══ RECORDS PROVIDED ══
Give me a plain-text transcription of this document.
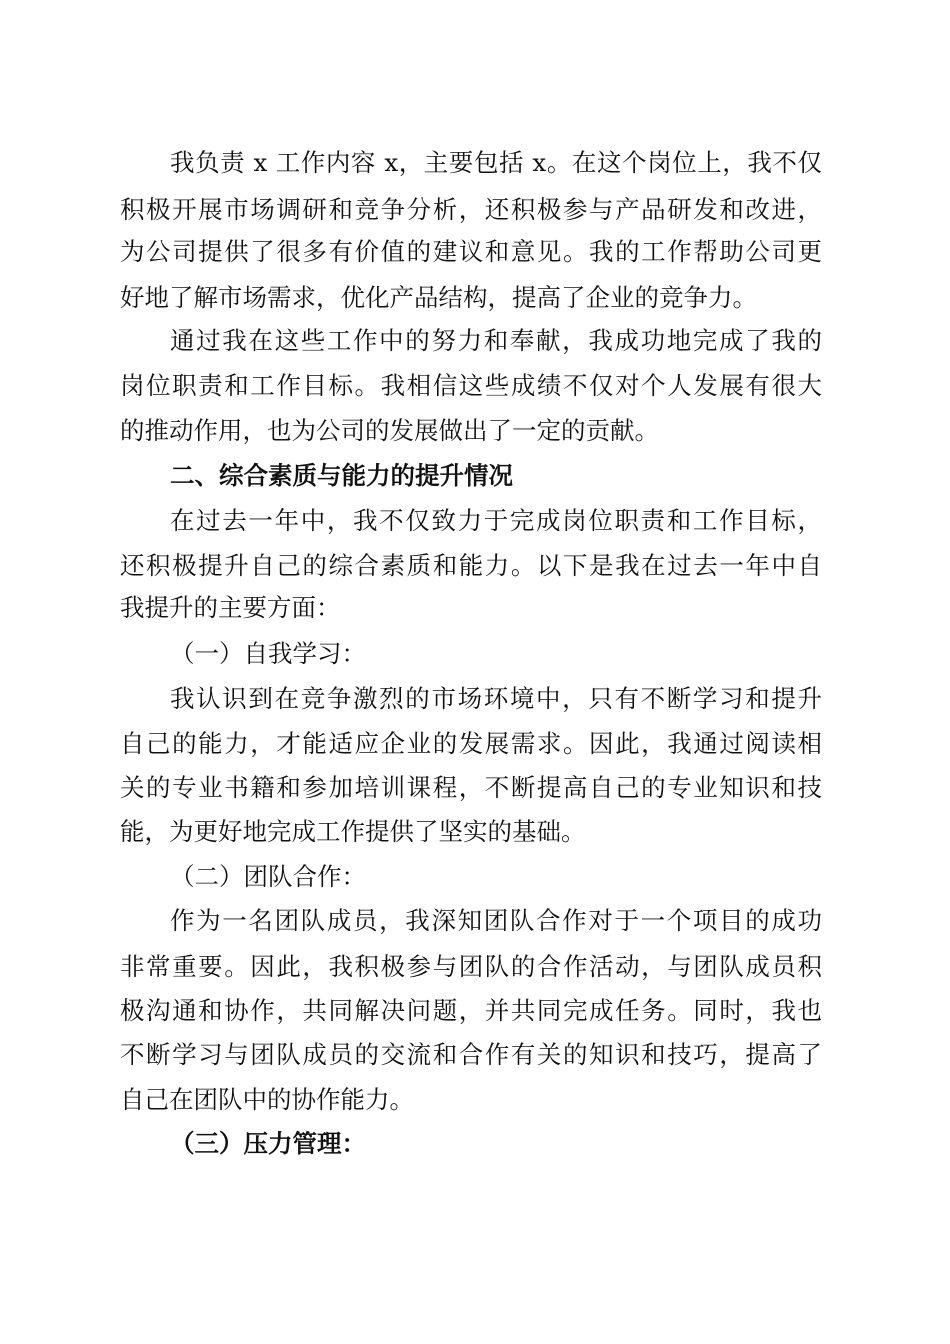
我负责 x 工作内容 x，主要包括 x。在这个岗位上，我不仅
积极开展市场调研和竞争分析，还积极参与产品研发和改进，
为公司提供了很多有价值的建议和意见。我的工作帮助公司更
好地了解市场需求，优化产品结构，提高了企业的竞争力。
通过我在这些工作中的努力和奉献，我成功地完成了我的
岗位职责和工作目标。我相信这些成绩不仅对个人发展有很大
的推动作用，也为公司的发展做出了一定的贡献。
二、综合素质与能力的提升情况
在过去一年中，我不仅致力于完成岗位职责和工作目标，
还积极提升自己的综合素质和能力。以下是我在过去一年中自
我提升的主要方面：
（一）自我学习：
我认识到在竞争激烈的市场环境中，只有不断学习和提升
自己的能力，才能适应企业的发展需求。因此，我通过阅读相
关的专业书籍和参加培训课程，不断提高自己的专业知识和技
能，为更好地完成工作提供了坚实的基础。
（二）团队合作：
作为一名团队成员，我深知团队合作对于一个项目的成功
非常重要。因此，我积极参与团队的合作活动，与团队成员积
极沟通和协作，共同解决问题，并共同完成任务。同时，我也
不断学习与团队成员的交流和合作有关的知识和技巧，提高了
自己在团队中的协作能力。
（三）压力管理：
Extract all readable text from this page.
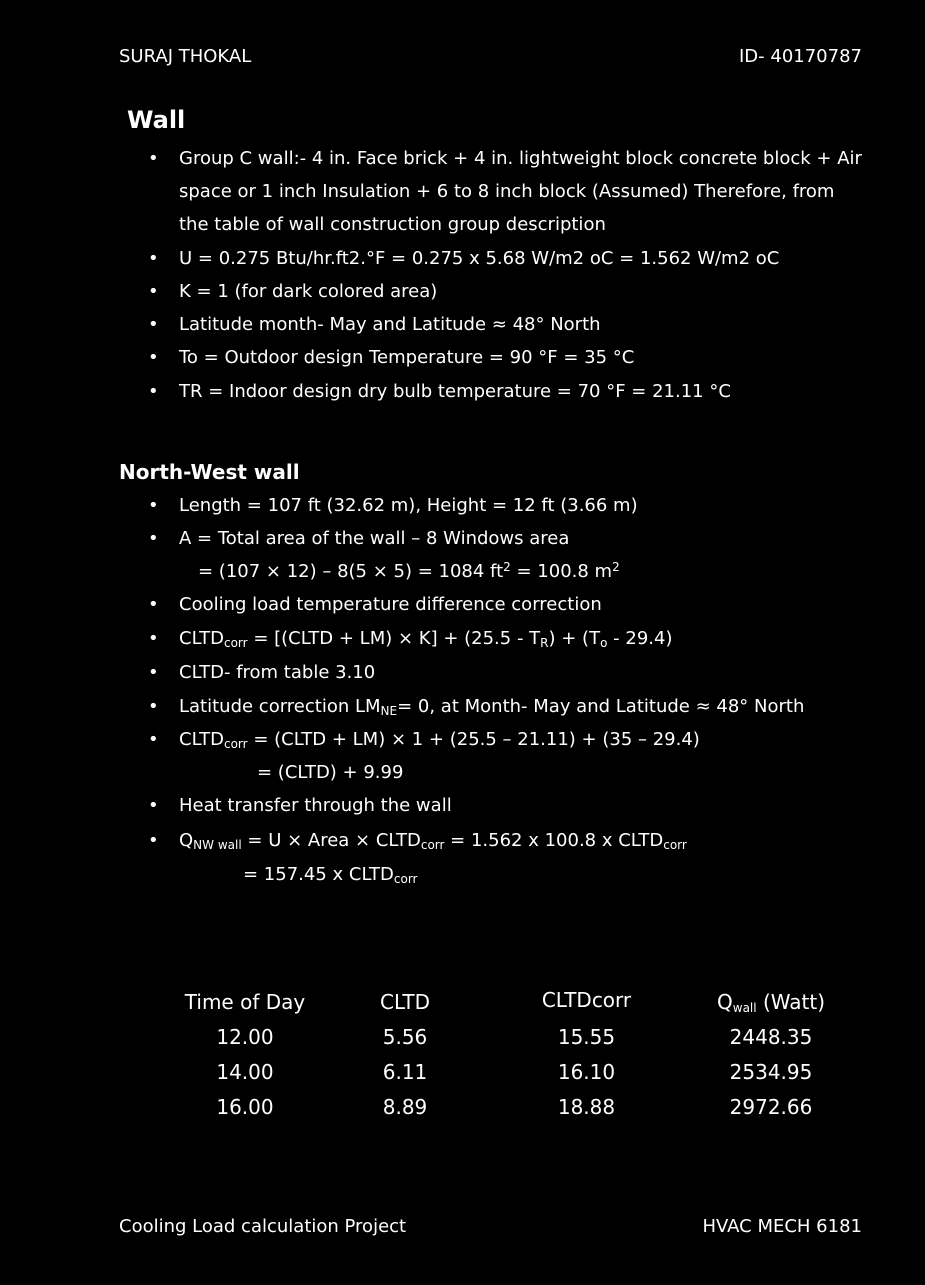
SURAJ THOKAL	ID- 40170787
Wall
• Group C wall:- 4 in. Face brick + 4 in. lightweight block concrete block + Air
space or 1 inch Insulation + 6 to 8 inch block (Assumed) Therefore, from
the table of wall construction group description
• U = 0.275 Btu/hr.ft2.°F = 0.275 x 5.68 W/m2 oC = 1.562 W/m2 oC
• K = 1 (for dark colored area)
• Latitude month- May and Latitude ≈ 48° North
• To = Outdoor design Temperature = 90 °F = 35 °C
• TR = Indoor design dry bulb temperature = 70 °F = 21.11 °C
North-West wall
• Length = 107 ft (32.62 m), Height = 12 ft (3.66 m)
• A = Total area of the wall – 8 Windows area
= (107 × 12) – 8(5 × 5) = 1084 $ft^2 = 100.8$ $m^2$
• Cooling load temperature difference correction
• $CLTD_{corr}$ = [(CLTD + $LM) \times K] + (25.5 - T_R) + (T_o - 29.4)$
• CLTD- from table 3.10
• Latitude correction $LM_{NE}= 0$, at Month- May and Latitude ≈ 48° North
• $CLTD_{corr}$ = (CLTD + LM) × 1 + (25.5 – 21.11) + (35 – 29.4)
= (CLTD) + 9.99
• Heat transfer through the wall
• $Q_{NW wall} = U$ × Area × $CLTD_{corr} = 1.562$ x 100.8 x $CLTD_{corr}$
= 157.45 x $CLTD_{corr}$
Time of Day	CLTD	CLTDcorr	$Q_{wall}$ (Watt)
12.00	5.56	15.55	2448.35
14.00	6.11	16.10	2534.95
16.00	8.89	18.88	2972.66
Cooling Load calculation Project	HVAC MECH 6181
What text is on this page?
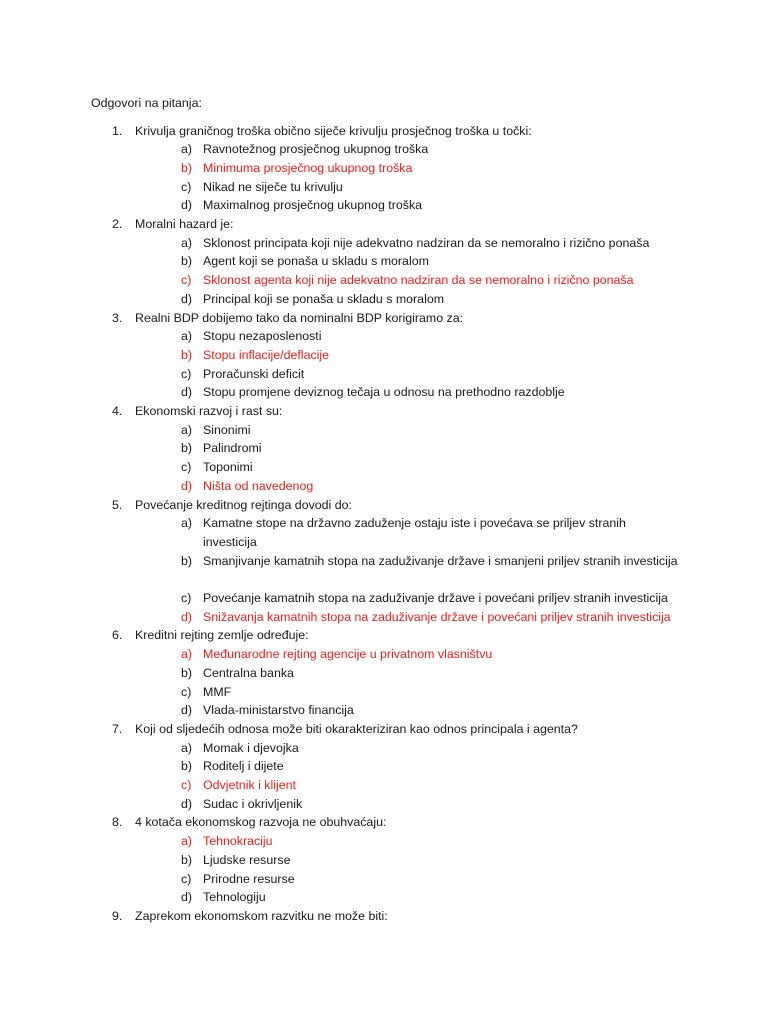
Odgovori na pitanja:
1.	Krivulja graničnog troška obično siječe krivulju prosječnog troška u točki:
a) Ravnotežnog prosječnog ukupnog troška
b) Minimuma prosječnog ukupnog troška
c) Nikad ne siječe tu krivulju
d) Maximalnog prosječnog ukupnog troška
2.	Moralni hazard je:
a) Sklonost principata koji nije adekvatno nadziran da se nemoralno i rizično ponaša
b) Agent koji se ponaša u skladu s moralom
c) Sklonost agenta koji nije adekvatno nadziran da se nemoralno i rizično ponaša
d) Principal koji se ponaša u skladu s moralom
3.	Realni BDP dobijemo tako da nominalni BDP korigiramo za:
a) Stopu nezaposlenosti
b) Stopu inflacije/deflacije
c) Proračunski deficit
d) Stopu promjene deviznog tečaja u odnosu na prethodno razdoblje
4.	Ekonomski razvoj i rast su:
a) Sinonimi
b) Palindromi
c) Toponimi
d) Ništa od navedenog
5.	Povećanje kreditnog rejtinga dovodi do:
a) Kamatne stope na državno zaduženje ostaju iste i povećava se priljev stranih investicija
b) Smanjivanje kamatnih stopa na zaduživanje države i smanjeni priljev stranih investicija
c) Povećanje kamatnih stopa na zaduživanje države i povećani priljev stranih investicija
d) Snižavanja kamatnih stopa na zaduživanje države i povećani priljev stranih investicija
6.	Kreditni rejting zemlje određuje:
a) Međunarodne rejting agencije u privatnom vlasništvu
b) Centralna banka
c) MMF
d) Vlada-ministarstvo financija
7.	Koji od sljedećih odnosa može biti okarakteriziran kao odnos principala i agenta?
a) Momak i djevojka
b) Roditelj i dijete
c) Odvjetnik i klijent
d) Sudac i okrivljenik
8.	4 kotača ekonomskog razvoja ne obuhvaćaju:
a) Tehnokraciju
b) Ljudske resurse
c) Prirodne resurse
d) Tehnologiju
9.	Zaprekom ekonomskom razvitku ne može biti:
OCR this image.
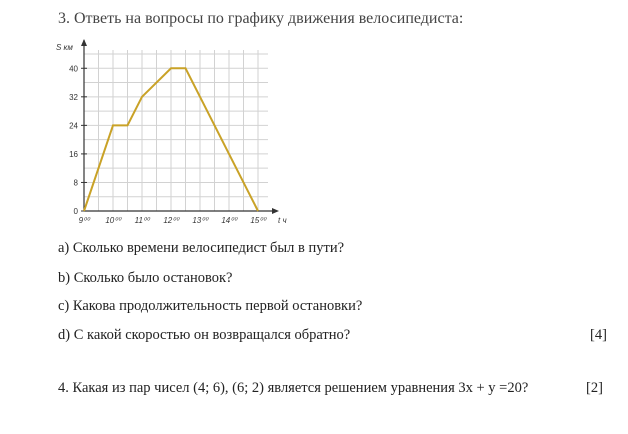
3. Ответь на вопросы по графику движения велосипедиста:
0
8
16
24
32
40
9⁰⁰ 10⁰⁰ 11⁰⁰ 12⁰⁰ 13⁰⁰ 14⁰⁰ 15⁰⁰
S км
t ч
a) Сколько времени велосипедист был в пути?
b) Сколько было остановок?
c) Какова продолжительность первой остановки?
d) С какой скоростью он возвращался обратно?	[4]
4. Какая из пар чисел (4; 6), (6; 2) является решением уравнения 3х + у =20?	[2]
═══
WHAT TO PRODUCE
Restate the data above word for word. Skip every picture.

FULL OUTPUT
Give me a plain-text transcription of this document.
我负责 x 工作内容 x，主要包括 x。在这个岗位上，我不仅
积极开展市场调研和竞争分析，还积极参与产品研发和改进，
为公司提供了很多有价值的建议和意见。我的工作帮助公司更
好地了解市场需求，优化产品结构，提高了企业的竞争力。
通过我在这些工作中的努力和奉献，我成功地完成了我的
岗位职责和工作目标。我相信这些成绩不仅对个人发展有很大
的推动作用，也为公司的发展做出了一定的贡献。
二、综合素质与能力的提升情况
在过去一年中，我不仅致力于完成岗位职责和工作目标，
还积极提升自己的综合素质和能力。以下是我在过去一年中自
我提升的主要方面：
（一）自我学习：
我认识到在竞争激烈的市场环境中，只有不断学习和提升
自己的能力，才能适应企业的发展需求。因此，我通过阅读相
关的专业书籍和参加培训课程，不断提高自己的专业知识和技
能，为更好地完成工作提供了坚实的基础。
（二）团队合作：
作为一名团队成员，我深知团队合作对于一个项目的成功
非常重要。因此，我积极参与团队的合作活动，与团队成员积
极沟通和协作，共同解决问题，并共同完成任务。同时，我也
不断学习与团队成员的交流和合作有关的知识和技巧，提高了
自己在团队中的协作能力。
（三）压力管理：
Extract all readable text from this page.
SURAJ THOKAL	ID- 40170787
Wall
• Group C wall:- 4 in. Face brick + 4 in. lightweight block concrete block + Air
space or 1 inch Insulation + 6 to 8 inch block (Assumed) Therefore, from
the table of wall construction group description
• U = 0.275 Btu/hr.ft2.°F = 0.275 x 5.68 W/m2 oC = 1.562 W/m2 oC
• K = 1 (for dark colored area)
• Latitude month- May and Latitude ≈ 48° North
• To = Outdoor design Temperature = 90 °F = 35 °C
• TR = Indoor design dry bulb temperature = 70 °F = 21.11 °C
North-West wall
• Length = 107 ft (32.62 m), Height = 12 ft (3.66 m)
• A = Total area of the wall – 8 Windows area
= (107 × 12) – 8(5 × 5) = 1084 $ft^2 = 100.8$ $m^2$
• Cooling load temperature difference correction
• $CLTD_{corr}$ = [(CLTD + $LM) \times K] + (25.5 - T_R) + (T_o - 29.4)$
• CLTD- from table 3.10
• Latitude correction $LM_{NE}= 0$, at Month- May and Latitude ≈ 48° North
• $CLTD_{corr}$ = (CLTD + LM) × 1 + (25.5 – 21.11) + (35 – 29.4)
= (CLTD) + 9.99
• Heat transfer through the wall
• $Q_{NW wall} = U$ × Area × $CLTD_{corr} = 1.562$ x 100.8 x $CLTD_{corr}$
= 157.45 x $CLTD_{corr}$
Time of Day	CLTD	CLTDcorr	$Q_{wall}$ (Watt)
12.00	5.56	15.55	2448.35
14.00	6.11	16.10	2534.95
16.00	8.89	18.88	2972.66
Cooling Load calculation Project	HVAC MECH 6181
What text is on this page?
Odgovori na pitanja:
1.	Krivulja graničnog troška obično siječe krivulju prosječnog troška u točki:
a) Ravnotežnog prosječnog ukupnog troška
b) Minimuma prosječnog ukupnog troška
c) Nikad ne siječe tu krivulju
d) Maximalnog prosječnog ukupnog troška
2.	Moralni hazard je:
a) Sklonost principata koji nije adekvatno nadziran da se nemoralno i rizično ponaša
b) Agent koji se ponaša u skladu s moralom
c) Sklonost agenta koji nije adekvatno nadziran da se nemoralno i rizično ponaša
d) Principal koji se ponaša u skladu s moralom
3.	Realni BDP dobijemo tako da nominalni BDP korigiramo za:
a) Stopu nezaposlenosti
b) Stopu inflacije/deflacije
c) Proračunski deficit
d) Stopu promjene deviznog tečaja u odnosu na prethodno razdoblje
4.	Ekonomski razvoj i rast su:
a) Sinonimi
b) Palindromi
c) Toponimi
d) Ništa od navedenog
5.	Povećanje kreditnog rejtinga dovodi do:
a) Kamatne stope na državno zaduženje ostaju iste i povećava se priljev stranih investicija
b) Smanjivanje kamatnih stopa na zaduživanje države i smanjeni priljev stranih investicija
c) Povećanje kamatnih stopa na zaduživanje države i povećani priljev stranih investicija
d) Snižavanja kamatnih stopa na zaduživanje države i povećani priljev stranih investicija
6.	Kreditni rejting zemlje određuje:
a) Međunarodne rejting agencije u privatnom vlasništvu
b) Centralna banka
c) MMF
d) Vlada-ministarstvo financija
7.	Koji od sljedećih odnosa može biti okarakteriziran kao odnos principala i agenta?
a) Momak i djevojka
b) Roditelj i dijete
c) Odvjetnik i klijent
d) Sudac i okrivljenik
8.	4 kotača ekonomskog razvoja ne obuhvaćaju:
a) Tehnokraciju
b) Ljudske resurse
c) Prirodne resurse
d) Tehnologiju
9.	Zaprekom ekonomskom razvitku ne može biti:
OCR this image.
3. Ответь на вопросы по графику движения велосипедиста:
0
8
16
24
32
40
9⁰⁰ 10⁰⁰ 11⁰⁰ 12⁰⁰ 13⁰⁰ 14⁰⁰ 15⁰⁰
S км
t ч
a) Сколько времени велосипедист был в пути?
b) Сколько было остановок?
c) Какова продолжительность первой остановки?
d) С какой скоростью он возвращался обратно?	[4]
4. Какая из пар чисел (4; 6), (6; 2) является решением уравнения 3х + у =20?	[2]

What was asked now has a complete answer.